TASK INPUT ->
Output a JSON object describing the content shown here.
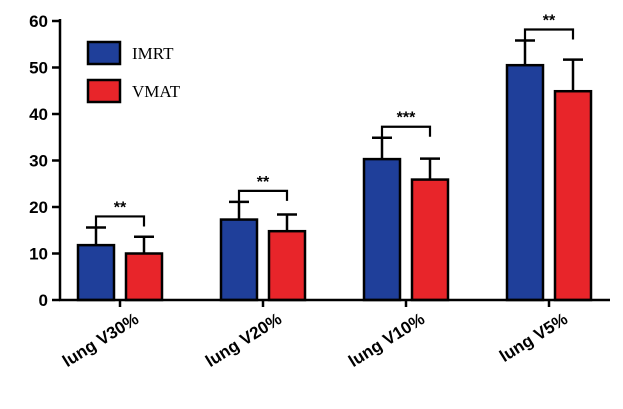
{
  "chart_data": {
    "type": "bar",
    "title": "",
    "xlabel": "",
    "ylabel": "",
    "ylim": [
      0,
      60
    ],
    "yticks": [
      0,
      10,
      20,
      30,
      40,
      50,
      60
    ],
    "categories": [
      "lung V30%",
      "lung V20%",
      "lung V10%",
      "lung V5%"
    ],
    "series": [
      {
        "name": "IMRT",
        "color": "#1f3f9a",
        "values": [
          11.8,
          17.3,
          30.3,
          50.5
        ],
        "errors": [
          3.8,
          3.8,
          4.6,
          5.3
        ]
      },
      {
        "name": "VMAT",
        "color": "#e8252a",
        "values": [
          10.0,
          14.8,
          25.9,
          44.9
        ],
        "errors": [
          3.6,
          3.6,
          4.5,
          6.8
        ]
      }
    ],
    "significance": [
      "**",
      "**",
      "***",
      "**"
    ],
    "legend": {
      "position": "top-left"
    },
    "grid": false
  }
}
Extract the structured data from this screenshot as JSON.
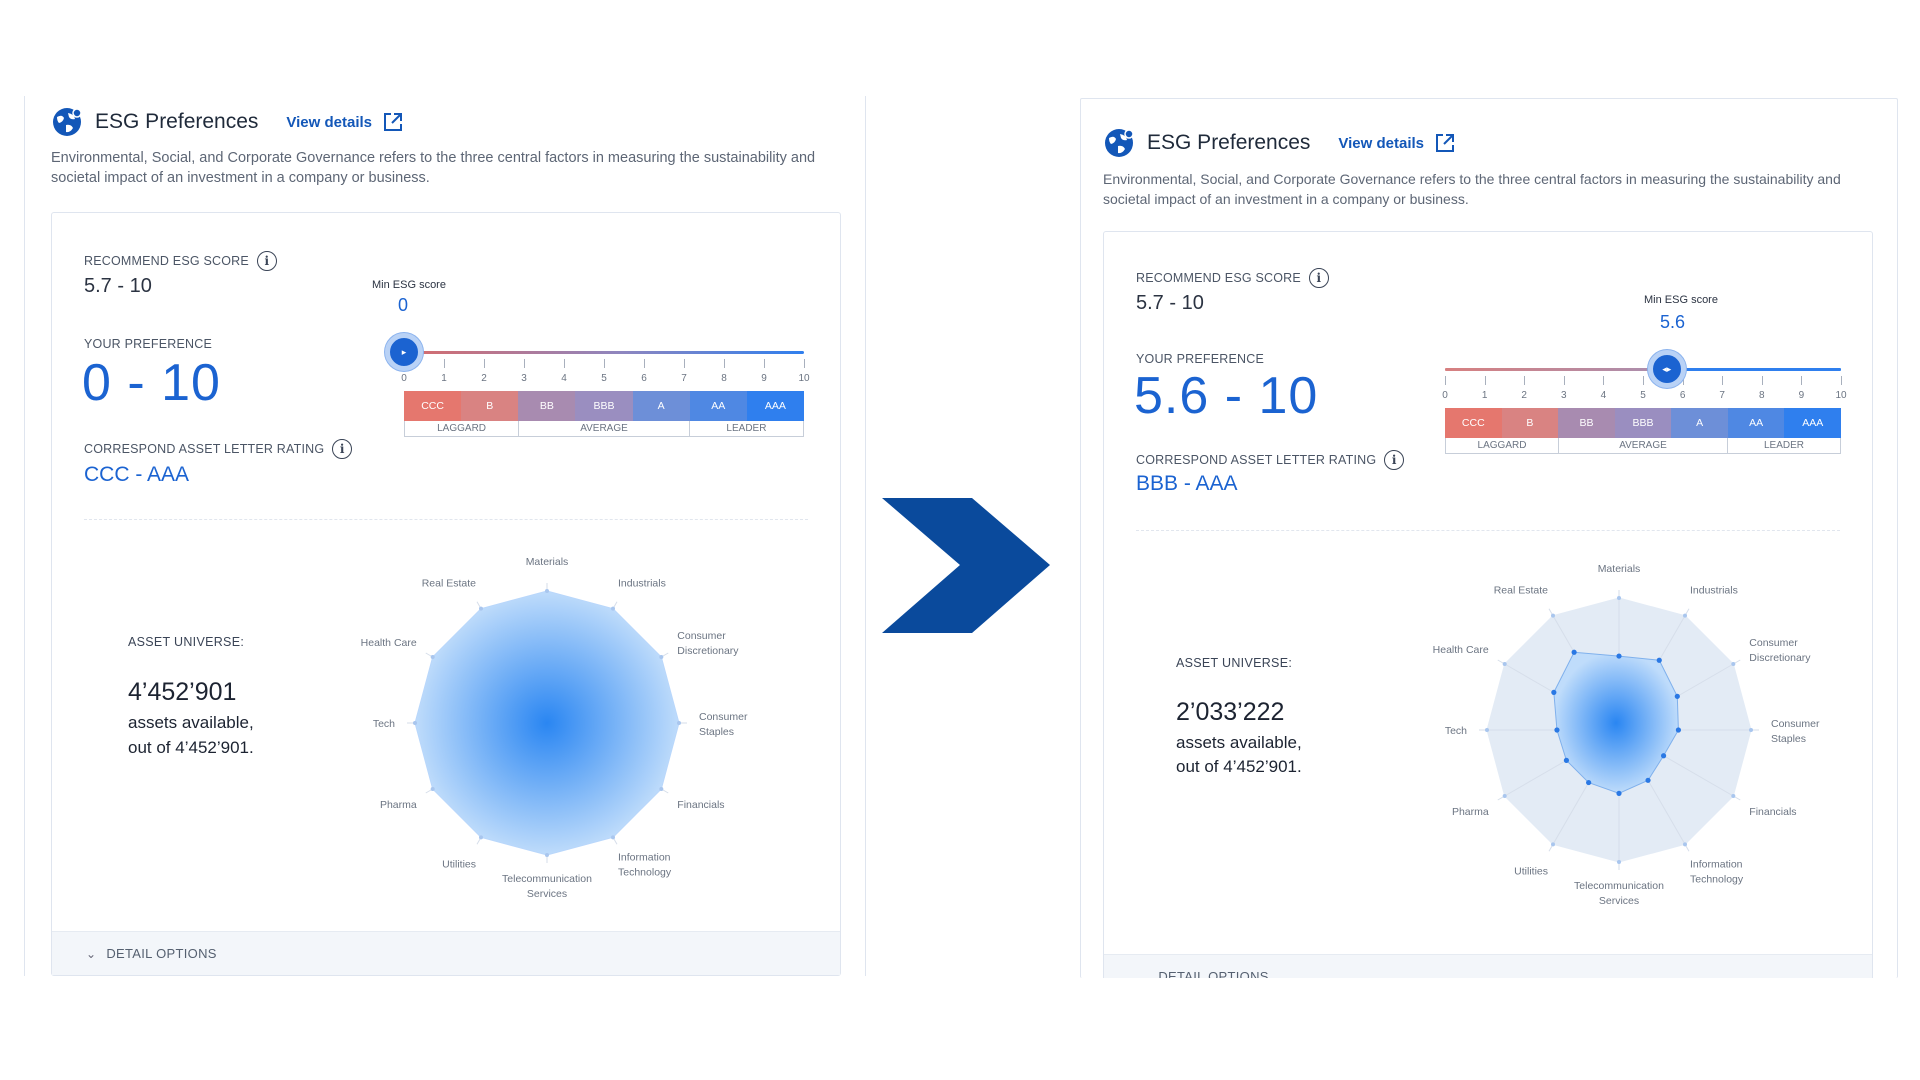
{
  "colors": {
    "accent": "#1b63d1",
    "arrow": "#0a4a9c"
  },
  "axis_categories": [
    "Materials",
    "Industrials",
    "Consumer Discretionary",
    "Consumer Staples",
    "Financials",
    "Information Technology",
    "Telecommunication Services",
    "Utilities",
    "Pharma",
    "Tech",
    "Health Care",
    "Real Estate"
  ],
  "before": {
    "title": "ESG Preferences",
    "view_details": "View details",
    "description": "Environmental, Social, and Corporate Governance refers to the three central factors in measuring the sustainability and societal impact of an investment in a company or business.",
    "recommend_label": "RECOMMEND ESG SCORE",
    "recommend_value": "5.7 - 10",
    "preference_label": "YOUR PREFERENCE",
    "preference_value": "0 - 10",
    "rating_label": "CORRESPOND ASSET LETTER RATING",
    "rating_value": "CCC - AAA",
    "slider_title": "Min ESG score",
    "slider_value": "0",
    "slider_level": 0,
    "ticks": [
      "0",
      "1",
      "2",
      "3",
      "4",
      "5",
      "6",
      "7",
      "8",
      "9",
      "10"
    ],
    "ratings": [
      "CCC",
      "B",
      "BB",
      "BBB",
      "A",
      "AA",
      "AAA"
    ],
    "groups": [
      "LAGGARD",
      "AVERAGE",
      "LEADER"
    ],
    "universe_label": "ASSET UNIVERSE:",
    "universe_count": "4’452’901",
    "universe_line1": "assets available,",
    "universe_line2": "out of 4’452’901.",
    "detail_options": "DETAIL OPTIONS",
    "radar_levels": [
      1,
      1,
      1,
      1,
      1,
      1,
      1,
      1,
      1,
      1,
      1,
      1
    ]
  },
  "after": {
    "title": "ESG Preferences",
    "view_details": "View details",
    "description": "Environmental, Social, and Corporate Governance refers to the three central factors in measuring the sustainability and societal impact of an investment in a company or business.",
    "recommend_label": "RECOMMEND ESG SCORE",
    "recommend_value": "5.7 - 10",
    "preference_label": "YOUR PREFERENCE",
    "preference_value": "5.6 - 10",
    "rating_label": "CORRESPOND ASSET LETTER RATING",
    "rating_value": "BBB - AAA",
    "slider_title": "Min ESG score",
    "slider_value": "5.6",
    "slider_level": 5.6,
    "ticks": [
      "0",
      "1",
      "2",
      "3",
      "4",
      "5",
      "6",
      "7",
      "8",
      "9",
      "10"
    ],
    "ratings": [
      "CCC",
      "B",
      "BB",
      "BBB",
      "A",
      "AA",
      "AAA"
    ],
    "groups": [
      "LAGGARD",
      "AVERAGE",
      "LEADER"
    ],
    "universe_label": "ASSET UNIVERSE:",
    "universe_count": "2’033’222",
    "universe_line1": "assets available,",
    "universe_line2": "out of 4’452’901.",
    "detail_options": "DETAIL OPTIONS",
    "radar_levels": [
      0.56,
      0.61,
      0.51,
      0.45,
      0.39,
      0.44,
      0.48,
      0.46,
      0.46,
      0.47,
      0.57,
      0.68
    ]
  }
}
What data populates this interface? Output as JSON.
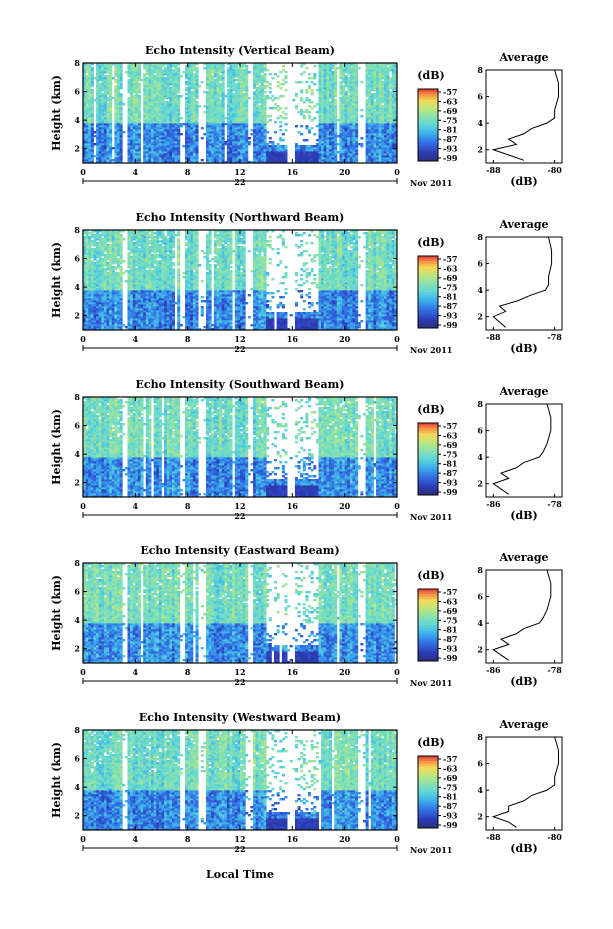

STATED EXERCISE -> Return all of the entries exactly as written, but drop any pictures they hold.

FULL ANSWER ->
Output a JSON object describing the content shown here.
{
  "chart_data": {
    "type": "bar",
    "title": "",
    "xlabel": "",
    "ylabel": "",
    "ylim": [
      0,
      60
    ],
    "yticks": [
      0,
      10,
      20,
      30,
      40,
      50,
      60
    ],
    "categories": [
      "lung V30%",
      "lung V20%",
      "lung V10%",
      "lung V5%"
    ],
    "series": [
      {
        "name": "IMRT",
        "color": "#1f3f9a",
        "values": [
          11.8,
          17.3,
          30.3,
          50.5
        ],
        "errors": [
          3.8,
          3.8,
          4.6,
          5.3
        ]
      },
      {
        "name": "VMAT",
        "color": "#e8252a",
        "values": [
          10.0,
          14.8,
          25.9,
          44.9
        ],
        "errors": [
          3.6,
          3.6,
          4.5,
          6.8
        ]
      }
    ],
    "significance": [
      "**",
      "**",
      "***",
      "**"
    ],
    "legend": {
      "position": "top-left"
    },
    "grid": false
  }
}
Extract the structured data from this screenshot as JSON.
{
  "colors": {
    "accent": "#1b63d1",
    "arrow": "#0a4a9c"
  },
  "axis_categories": [
    "Materials",
    "Industrials",
    "Consumer Discretionary",
    "Consumer Staples",
    "Financials",
    "Information Technology",
    "Telecommunication Services",
    "Utilities",
    "Pharma",
    "Tech",
    "Health Care",
    "Real Estate"
  ],
  "before": {
    "title": "ESG Preferences",
    "view_details": "View details",
    "description": "Environmental, Social, and Corporate Governance refers to the three central factors in measuring the sustainability and societal impact of an investment in a company or business.",
    "recommend_label": "RECOMMEND ESG SCORE",
    "recommend_value": "5.7 - 10",
    "preference_label": "YOUR PREFERENCE",
    "preference_value": "0 - 10",
    "rating_label": "CORRESPOND ASSET LETTER RATING",
    "rating_value": "CCC - AAA",
    "slider_title": "Min ESG score",
    "slider_value": "0",
    "slider_level": 0,
    "ticks": [
      "0",
      "1",
      "2",
      "3",
      "4",
      "5",
      "6",
      "7",
      "8",
      "9",
      "10"
    ],
    "ratings": [
      "CCC",
      "B",
      "BB",
      "BBB",
      "A",
      "AA",
      "AAA"
    ],
    "groups": [
      "LAGGARD",
      "AVERAGE",
      "LEADER"
    ],
    "universe_label": "ASSET UNIVERSE:",
    "universe_count": "4’452’901",
    "universe_line1": "assets available,",
    "universe_line2": "out of 4’452’901.",
    "detail_options": "DETAIL OPTIONS",
    "radar_levels": [
      1,
      1,
      1,
      1,
      1,
      1,
      1,
      1,
      1,
      1,
      1,
      1
    ]
  },
  "after": {
    "title": "ESG Preferences",
    "view_details": "View details",
    "description": "Environmental, Social, and Corporate Governance refers to the three central factors in measuring the sustainability and societal impact of an investment in a company or business.",
    "recommend_label": "RECOMMEND ESG SCORE",
    "recommend_value": "5.7 - 10",
    "preference_label": "YOUR PREFERENCE",
    "preference_value": "5.6 - 10",
    "rating_label": "CORRESPOND ASSET LETTER RATING",
    "rating_value": "BBB - AAA",
    "slider_title": "Min ESG score",
    "slider_value": "5.6",
    "slider_level": 5.6,
    "ticks": [
      "0",
      "1",
      "2",
      "3",
      "4",
      "5",
      "6",
      "7",
      "8",
      "9",
      "10"
    ],
    "ratings": [
      "CCC",
      "B",
      "BB",
      "BBB",
      "A",
      "AA",
      "AAA"
    ],
    "groups": [
      "LAGGARD",
      "AVERAGE",
      "LEADER"
    ],
    "universe_label": "ASSET UNIVERSE:",
    "universe_count": "2’033’222",
    "universe_line1": "assets available,",
    "universe_line2": "out of 4’452’901.",
    "detail_options": "DETAIL OPTIONS",
    "radar_levels": [
      0.56,
      0.61,
      0.51,
      0.45,
      0.39,
      0.44,
      0.48,
      0.46,
      0.46,
      0.47,
      0.57,
      0.68
    ]
  }
}
What data populates this interface? Output as JSON.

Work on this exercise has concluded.